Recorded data

::::

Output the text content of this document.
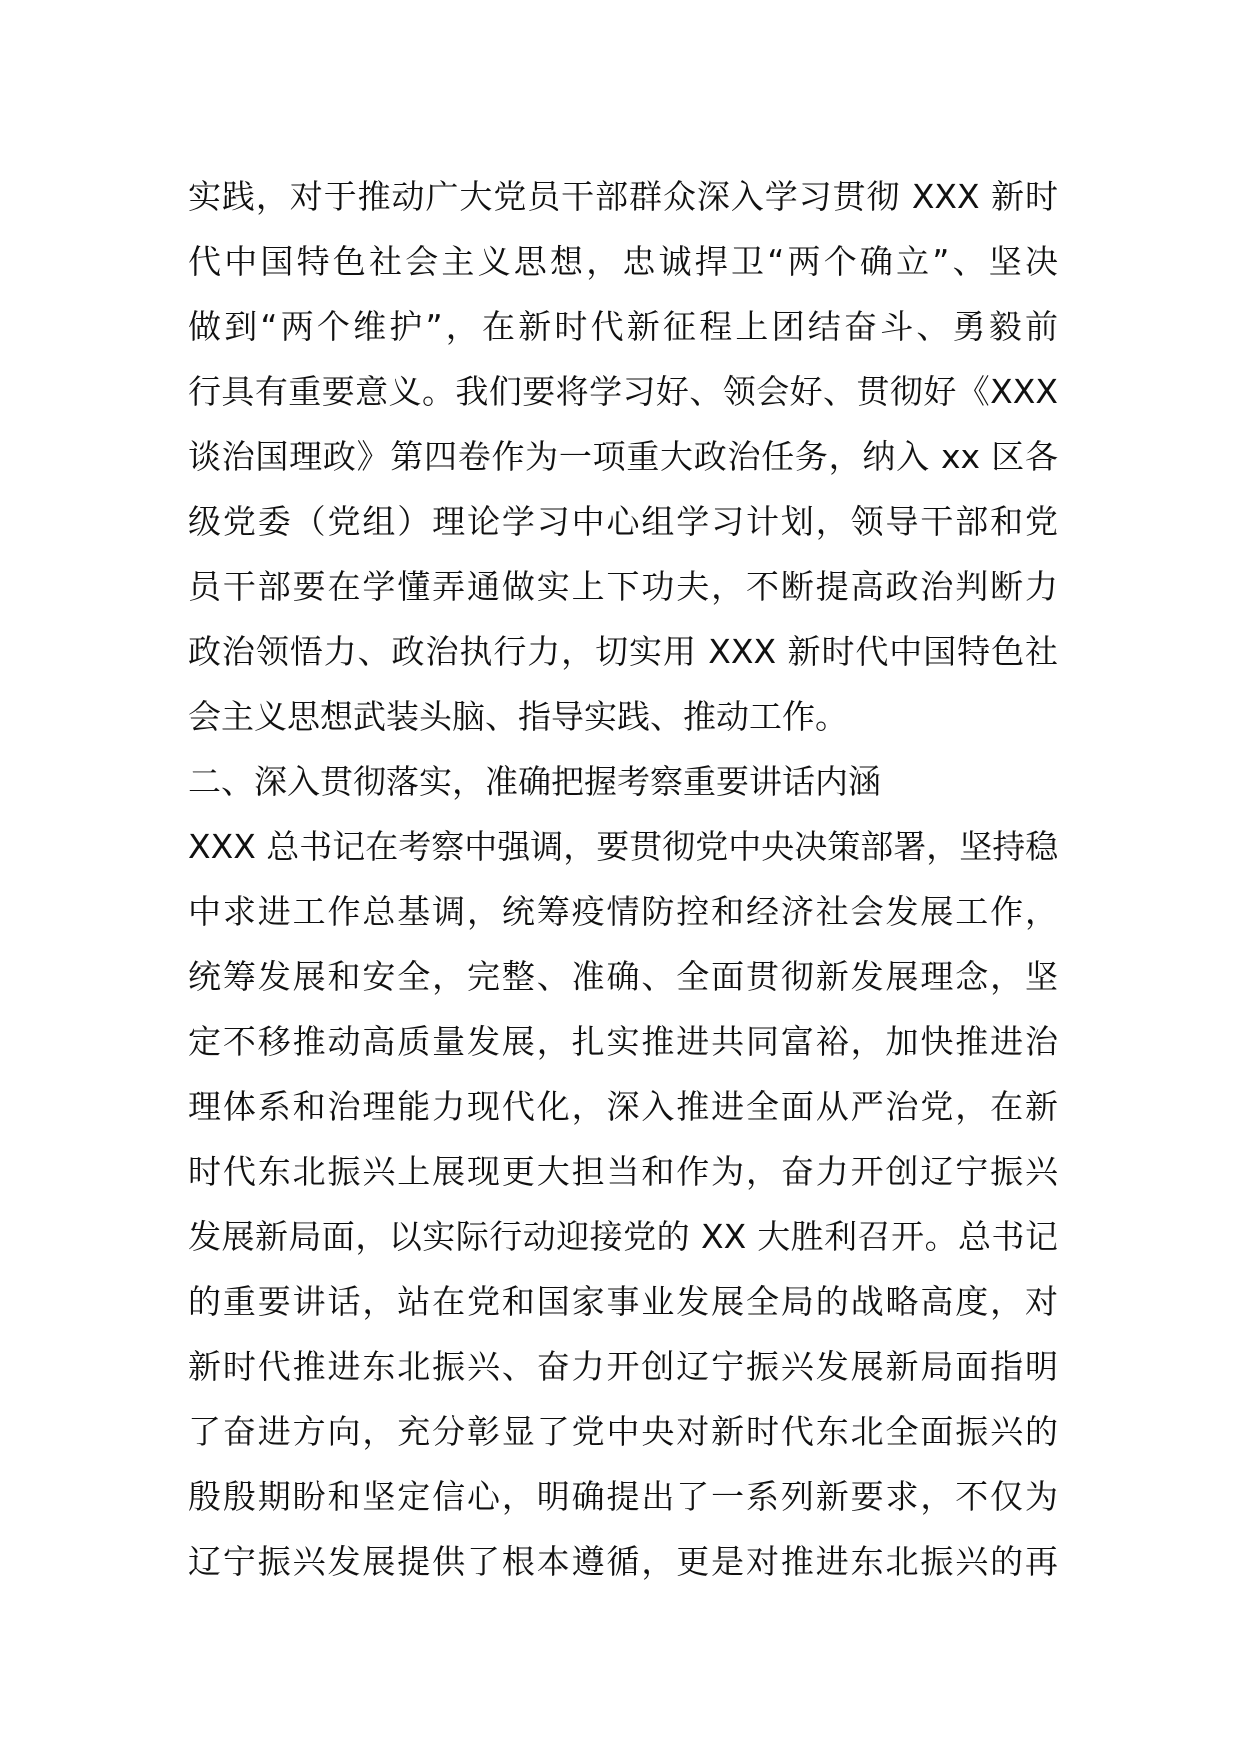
实践，对于推动广大党员干部群众深入学习贯彻 XXX 新时
代中国特色社会主义思想，忠诚捍卫“两个确立”、坚决
做到“两个维护”，在新时代新征程上团结奋斗、勇毅前
行具有重要意义。我们要将学习好、领会好、贯彻好《XXX
谈治国理政》第四卷作为一项重大政治任务，纳入 xx 区各
级党委（党组）理论学习中心组学习计划，领导干部和党
员干部要在学懂弄通做实上下功夫，不断提高政治判断力
政治领悟力、政治执行力，切实用 XXX 新时代中国特色社
会主义思想武装头脑、指导实践、推动工作。
二、深入贯彻落实，准确把握考察重要讲话内涵
XXX 总书记在考察中强调，要贯彻党中央决策部署，坚持稳
中求进工作总基调，统筹疫情防控和经济社会发展工作，
统筹发展和安全，完整、准确、全面贯彻新发展理念，坚
定不移推动高质量发展，扎实推进共同富裕，加快推进治
理体系和治理能力现代化，深入推进全面从严治党，在新
时代东北振兴上展现更大担当和作为，奋力开创辽宁振兴
发展新局面，以实际行动迎接党的 XX 大胜利召开。总书记
的重要讲话，站在党和国家事业发展全局的战略高度，对
新时代推进东北振兴、奋力开创辽宁振兴发展新局面指明
了奋进方向，充分彰显了党中央对新时代东北全面振兴的
殷殷期盼和坚定信心，明确提出了一系列新要求，不仅为
辽宁振兴发展提供了根本遵循，更是对推进东北振兴的再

::::

- **Objective**: Skip the pictures and print each record exactly as it stands.

- **Solution**:
Output the text content of this document.
实践，对于推动广大党员干部群众深入学习贯彻 XXX 新时
代中国特色社会主义思想，忠诚捍卫“两个确立”、坚决
做到“两个维护”，在新时代新征程上团结奋斗、勇毅前
行具有重要意义。我们要将学习好、领会好、贯彻好《XXX
谈治国理政》第四卷作为一项重大政治任务，纳入 xx 区各
级党委（党组）理论学习中心组学习计划，领导干部和党
员干部要在学懂弄通做实上下功夫，不断提高政治判断力
政治领悟力、政治执行力，切实用 XXX 新时代中国特色社
会主义思想武装头脑、指导实践、推动工作。
二、深入贯彻落实，准确把握考察重要讲话内涵
XXX 总书记在考察中强调，要贯彻党中央决策部署，坚持稳
中求进工作总基调，统筹疫情防控和经济社会发展工作，
统筹发展和安全，完整、准确、全面贯彻新发展理念，坚
定不移推动高质量发展，扎实推进共同富裕，加快推进治
理体系和治理能力现代化，深入推进全面从严治党，在新
时代东北振兴上展现更大担当和作为，奋力开创辽宁振兴
发展新局面，以实际行动迎接党的 XX 大胜利召开。总书记
的重要讲话，站在党和国家事业发展全局的战略高度，对
新时代推进东北振兴、奋力开创辽宁振兴发展新局面指明
了奋进方向，充分彰显了党中央对新时代东北全面振兴的
殷殷期盼和坚定信心，明确提出了一系列新要求，不仅为
辽宁振兴发展提供了根本遵循，更是对推进东北振兴的再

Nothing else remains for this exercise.